▶ [文書抜粋]
_ _ _

弧峰に独居し、一日一食、坐禅に明け暮れ、勤行に励んだとしても、皆これ業をかえって強くしてしまっているのだ。

大変素晴らしい修行のありように見えますが、臨済先生は気に食わないようです。「かえって業を強くしてしまうぞ」と。これには一理あって、修行の量が結果を決めるわけではない、というところが仏教修行の困難さです。「よし、悟ってやろう!」と奮起するのは、誰の目から見ても良いことのように思えますが、そうとも言えないのです。

「悟ってやろう!」という欲がかえって悟りを遠ざける場合があるのです。欲は一種の思考、意図なので「思考をなくす目的」を遠ざけます。

出典は忘れましたが、次のような話があります。

「さとり」という生き物がいて、男はその生き物を斧で殺そうとします。ところが、「さとり」は人の心が読めるようで、「お前はその斧で俺を突き殺そうとしているだろう」と言います。知らんぷりすると「気のないふりをしてして、すきを見てその斧を振り下ろすつもりだろう」と言います。

男はどのように振る舞っても、先に「さとり」に心を読まれてしまうので、男はやけくそになって斧で一心に樹木を切り倒しはじめます。男は汗まみれになり、知らぬうちに無心になります。すると汗で濡れた斧が手から滑り出て飛び出し、飛んだ先にいた「さとり」は斧に当たって死にます。

また、ヒンズー教の話だったと思いますが、ある先生が弟子にこう言いました「毎日1時間の瞑想修行を10年間続けなさい。そうすればあなたは悟りに達するでしょう」弟子はせっかちな人でした。「先生、毎日2時間瞑想修行したら、何年で済みますか?」先生はこう言いました。「ああ、それなら、20年かかる」

_ _ _

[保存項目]

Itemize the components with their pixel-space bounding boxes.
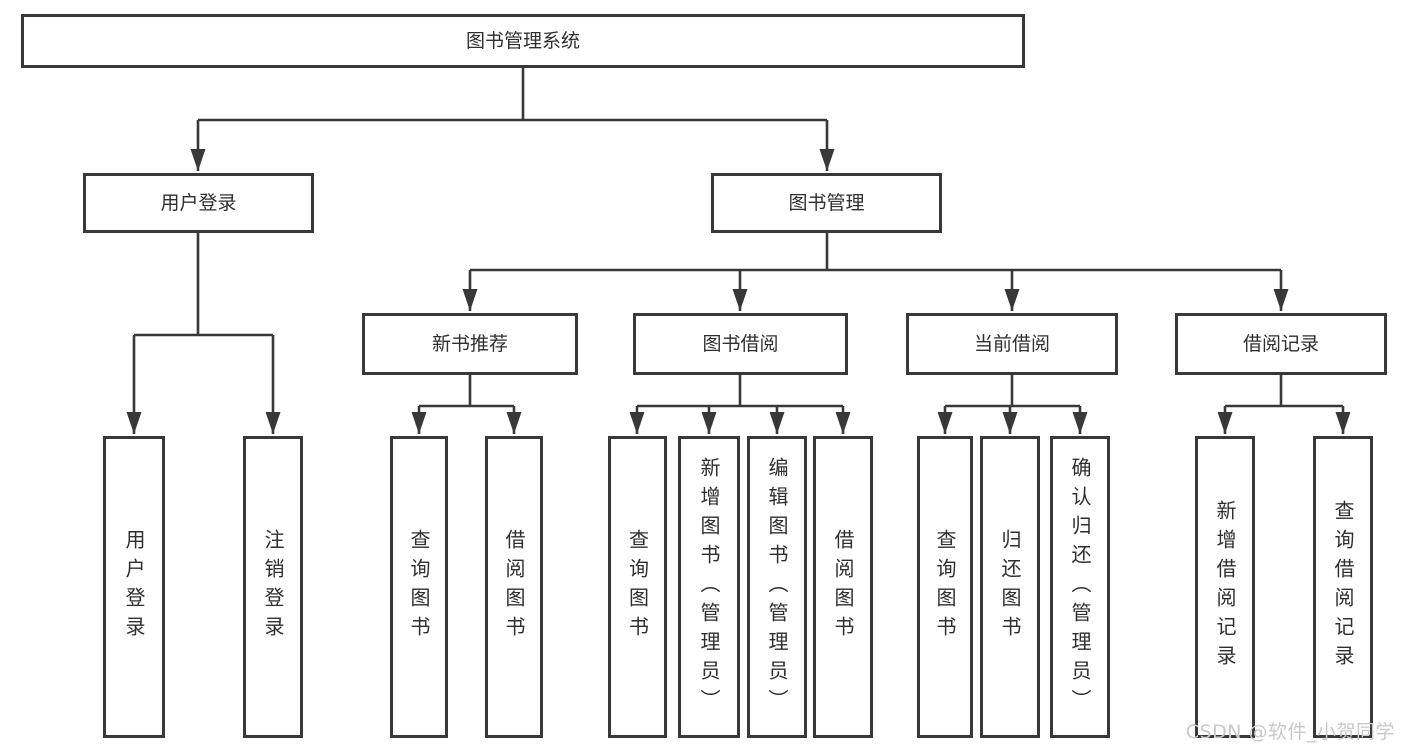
leaf-label: 借阅图书: [831, 529, 855, 645]
node-leaf-borrow-books-recommend: 借阅图书: [485, 436, 543, 738]
node-book-borrowing: 图书借阅: [633, 313, 848, 375]
node-leaf-query-books-current: 查询图书: [917, 436, 973, 738]
node-leaf-confirm-return-admin: 确认归还（管理员）: [1050, 436, 1110, 738]
leaf-label: 查询图书: [407, 529, 431, 645]
leaf-label: 借阅图书: [502, 529, 526, 645]
node-leaf-logout: 注销登录: [243, 436, 303, 738]
node-leaf-user-login: 用户登录: [103, 436, 165, 738]
leaf-label: 确认归还（管理员）: [1068, 456, 1092, 718]
node-current-borrowing: 当前借阅: [906, 313, 1118, 375]
node-new-book-recommend: 新书推荐: [362, 313, 578, 375]
leaf-label: 查询图书: [625, 529, 650, 645]
leaf-label: 用户登录: [122, 529, 146, 645]
leaf-label: 注销登录: [261, 529, 285, 645]
node-library-system: 图书管理系统: [21, 14, 1025, 68]
leaf-label: 查询借阅记录: [1331, 500, 1355, 674]
node-leaf-query-borrow-record: 查询借阅记录: [1313, 436, 1373, 738]
node-user-login: 用户登录: [83, 173, 314, 233]
leaf-label: 新增图书（管理员）: [697, 456, 721, 718]
leaf-label: 查询图书: [933, 529, 957, 645]
leaf-label: 归还图书: [998, 529, 1022, 645]
node-leaf-query-books-recommend: 查询图书: [390, 436, 448, 738]
leaf-label: 新增借阅记录: [1213, 500, 1237, 674]
node-leaf-query-books-borrow: 查询图书: [608, 436, 667, 738]
leaf-label: 编辑图书（管理员）: [765, 456, 789, 718]
node-leaf-edit-books-admin: 编辑图书（管理员）: [747, 436, 807, 738]
node-leaf-add-books-admin: 新增图书（管理员）: [678, 436, 740, 738]
node-leaf-borrow-books: 借阅图书: [813, 436, 873, 738]
node-book-management: 图书管理: [711, 173, 942, 233]
node-borrow-records: 借阅记录: [1175, 313, 1387, 375]
node-leaf-return-books: 归还图书: [980, 436, 1040, 738]
node-leaf-add-borrow-record: 新增借阅记录: [1195, 436, 1255, 738]
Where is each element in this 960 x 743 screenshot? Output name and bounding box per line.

_ _ _

▶ [指示]
- a) 悟りと修行についての文章をもとに、次の問いに答えてください。
(i) 弧峰に独居して坐禅や勤行に励むことは、かえって何を強くしてしまうとされていますか。
(ii) 男が無心になったあと、手から滑り出た斧はどうなりましたか。
(iii) 毎日2時間瞑想修行した場合、先生は何年かかると答えましたか。
- b) 悟りと修行についての文章では、「悟ってやろう!」という欲がかえって悟りを遠ざける場合があるとされています。その理由を文章に即して説明してください。
- c) 悟りと修行についての文章を、最後の文のあとから続けてください。
データは参照しなくてかまいません。

▶ [回答]
- a)
(i) 業
(ii) 飛んだ先にいた「さとり」に当たり、「さとり」は死んだ。
(iii) 20年

- b) 欲は一種の思考、つまり意図だからです。そのため、思考をなくすという目的から遠ざかってしまいます。

- c)
私もどう「努力」したものか、修行しながら、迷うことがよくあります(笑)。楽しんで取り組んでいられたらOKだと今は思っています。しんどいなあ、と思い始めたら「修行の仕方」を見直してみてください。欲があるとしんどくなります。欲を捨てて楽しんでやることをおすすめします。

あるいは少し休んでみるか、少し減らしてみることです。瞑想修行を止めてしまう、というのが一番悪い選択肢であることを頭に入れておいてください(笑)。

 

自分の頭や目、国城妻子、象や馬、七宝など、ことごとく布施したとしても、そのような態度は身心を苦しめるだけで、かえってまずいことになる。

唐突に思われるかもしれませんが、ここで「新約聖書」でのイエス・キリストのある行動を思い出しました。

「ヨハネによる福音書」2・13-16

「ユダヤ人の過ぎ越しの祭りが近づき、イエスはエルサレムにお上りになった。イエスは神殿の境内で、牛、羊、鳩を売る者や両替屋が座っているのを見て、縄で鞭を作り、牛や羊をことごとく境内から追い出し(略)、仰せになった。「こんな物はここから運び出せ。わたしの父の家を商いの家にするな」

 

これは、ザックリ言うと、「神と取引するようなことは許さん!」ということです。売られている動物は神に捧げるための供物として境内で売られていました。お参りに来た人は、それを買って神に供えたのです。自分の願いを叶えてもらおうとして。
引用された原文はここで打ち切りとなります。